- Listed entries
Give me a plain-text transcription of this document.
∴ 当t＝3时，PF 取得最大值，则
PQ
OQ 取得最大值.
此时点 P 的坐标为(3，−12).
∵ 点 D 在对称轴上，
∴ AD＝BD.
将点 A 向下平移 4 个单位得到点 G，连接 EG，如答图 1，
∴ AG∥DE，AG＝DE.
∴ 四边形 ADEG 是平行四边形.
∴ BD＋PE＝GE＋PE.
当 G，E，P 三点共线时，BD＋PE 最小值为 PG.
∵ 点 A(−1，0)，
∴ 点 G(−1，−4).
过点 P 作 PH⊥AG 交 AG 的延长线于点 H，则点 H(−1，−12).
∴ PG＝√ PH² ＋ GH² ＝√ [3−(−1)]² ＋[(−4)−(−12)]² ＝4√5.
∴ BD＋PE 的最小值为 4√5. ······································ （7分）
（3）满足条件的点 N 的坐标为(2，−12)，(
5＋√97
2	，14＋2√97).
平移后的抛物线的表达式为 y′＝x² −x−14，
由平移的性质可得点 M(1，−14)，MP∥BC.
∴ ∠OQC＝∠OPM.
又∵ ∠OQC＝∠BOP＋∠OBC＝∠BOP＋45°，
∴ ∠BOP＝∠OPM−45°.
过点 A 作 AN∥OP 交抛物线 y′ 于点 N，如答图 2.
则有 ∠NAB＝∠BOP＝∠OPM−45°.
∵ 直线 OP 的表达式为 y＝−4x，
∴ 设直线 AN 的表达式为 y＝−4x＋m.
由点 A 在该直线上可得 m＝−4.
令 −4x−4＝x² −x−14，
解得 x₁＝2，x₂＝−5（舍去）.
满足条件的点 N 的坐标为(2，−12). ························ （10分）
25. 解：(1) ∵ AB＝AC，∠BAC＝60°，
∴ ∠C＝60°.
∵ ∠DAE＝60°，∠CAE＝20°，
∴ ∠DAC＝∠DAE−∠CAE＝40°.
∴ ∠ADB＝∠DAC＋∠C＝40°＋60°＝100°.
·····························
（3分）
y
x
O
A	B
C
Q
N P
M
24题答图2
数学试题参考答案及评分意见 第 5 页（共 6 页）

- Requirement
Select the lines in this material that hold the word "的坐标为", leaving none out.

- Exercise output
此时点 P 的坐标为(3，−12).
（3）满足条件的点 N 的坐标为(2，−12)，(
满足条件的点 N 的坐标为(2，−12). ························ （10分）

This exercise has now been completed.